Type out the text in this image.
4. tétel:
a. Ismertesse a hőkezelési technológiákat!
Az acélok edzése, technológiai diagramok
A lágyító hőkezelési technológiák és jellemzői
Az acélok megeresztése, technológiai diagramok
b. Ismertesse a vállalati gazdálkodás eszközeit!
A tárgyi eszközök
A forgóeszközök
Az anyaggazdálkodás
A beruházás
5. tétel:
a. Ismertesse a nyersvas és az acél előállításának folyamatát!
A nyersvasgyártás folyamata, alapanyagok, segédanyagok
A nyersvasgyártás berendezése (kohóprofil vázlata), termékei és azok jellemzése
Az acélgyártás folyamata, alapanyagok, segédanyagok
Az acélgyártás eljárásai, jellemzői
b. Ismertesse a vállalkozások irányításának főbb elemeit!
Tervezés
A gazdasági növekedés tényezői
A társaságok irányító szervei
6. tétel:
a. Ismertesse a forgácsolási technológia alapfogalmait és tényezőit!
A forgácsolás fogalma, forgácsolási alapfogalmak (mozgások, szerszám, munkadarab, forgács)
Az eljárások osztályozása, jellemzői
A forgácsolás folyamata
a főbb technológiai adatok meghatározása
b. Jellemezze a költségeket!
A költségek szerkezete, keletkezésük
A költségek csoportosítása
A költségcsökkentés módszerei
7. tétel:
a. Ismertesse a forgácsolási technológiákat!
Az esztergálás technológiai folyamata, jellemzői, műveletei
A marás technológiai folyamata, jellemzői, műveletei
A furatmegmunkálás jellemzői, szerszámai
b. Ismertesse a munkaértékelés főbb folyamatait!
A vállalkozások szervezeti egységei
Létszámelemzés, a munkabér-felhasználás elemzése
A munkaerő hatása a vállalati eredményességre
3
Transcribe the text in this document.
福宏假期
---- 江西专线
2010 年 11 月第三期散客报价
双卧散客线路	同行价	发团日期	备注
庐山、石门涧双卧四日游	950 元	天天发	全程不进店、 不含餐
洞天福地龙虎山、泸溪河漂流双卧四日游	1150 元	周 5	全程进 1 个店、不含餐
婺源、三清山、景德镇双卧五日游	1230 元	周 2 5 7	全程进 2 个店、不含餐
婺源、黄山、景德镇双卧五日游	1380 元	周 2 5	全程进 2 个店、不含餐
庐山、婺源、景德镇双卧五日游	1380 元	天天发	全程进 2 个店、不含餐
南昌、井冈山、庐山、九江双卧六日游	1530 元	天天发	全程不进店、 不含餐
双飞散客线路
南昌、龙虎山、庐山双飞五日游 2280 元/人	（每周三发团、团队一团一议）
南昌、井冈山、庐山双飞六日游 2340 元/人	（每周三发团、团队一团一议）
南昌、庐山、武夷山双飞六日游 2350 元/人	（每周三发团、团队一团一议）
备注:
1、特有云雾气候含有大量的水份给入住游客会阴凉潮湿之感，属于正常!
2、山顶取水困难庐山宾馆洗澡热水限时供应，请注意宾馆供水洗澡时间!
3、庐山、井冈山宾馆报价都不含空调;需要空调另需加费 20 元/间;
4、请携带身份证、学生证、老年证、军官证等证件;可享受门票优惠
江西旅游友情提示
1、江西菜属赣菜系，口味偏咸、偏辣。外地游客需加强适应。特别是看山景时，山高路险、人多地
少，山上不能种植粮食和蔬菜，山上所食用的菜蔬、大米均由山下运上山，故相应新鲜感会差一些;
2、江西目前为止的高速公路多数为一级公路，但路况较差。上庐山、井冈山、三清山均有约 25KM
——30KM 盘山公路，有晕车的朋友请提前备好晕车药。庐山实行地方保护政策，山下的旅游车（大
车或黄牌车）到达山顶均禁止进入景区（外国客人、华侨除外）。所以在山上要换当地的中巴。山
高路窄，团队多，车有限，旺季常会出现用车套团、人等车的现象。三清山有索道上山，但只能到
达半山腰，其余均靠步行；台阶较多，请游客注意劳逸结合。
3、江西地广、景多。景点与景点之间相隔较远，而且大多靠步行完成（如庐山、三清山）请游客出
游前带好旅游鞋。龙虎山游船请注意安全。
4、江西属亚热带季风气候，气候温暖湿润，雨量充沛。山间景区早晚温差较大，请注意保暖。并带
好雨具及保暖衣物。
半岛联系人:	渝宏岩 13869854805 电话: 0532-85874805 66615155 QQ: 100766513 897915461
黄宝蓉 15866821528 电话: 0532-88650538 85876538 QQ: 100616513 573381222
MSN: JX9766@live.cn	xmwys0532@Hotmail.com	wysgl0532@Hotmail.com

════════

What you have to do> Pick out lines containing the word "景德镇双卧五日游", each one as written.

Correct output>
婺源、三清山、景德镇双卧五日游	1230 元	周 2 5 7	全程进 2 个店、不含餐
婺源、黄山、景德镇双卧五日游	1380 元	周 2 5	全程进 2 个店、不含餐
庐山、婺源、景德镇双卧五日游	1380 元	天天发	全程进 2 个店、不含餐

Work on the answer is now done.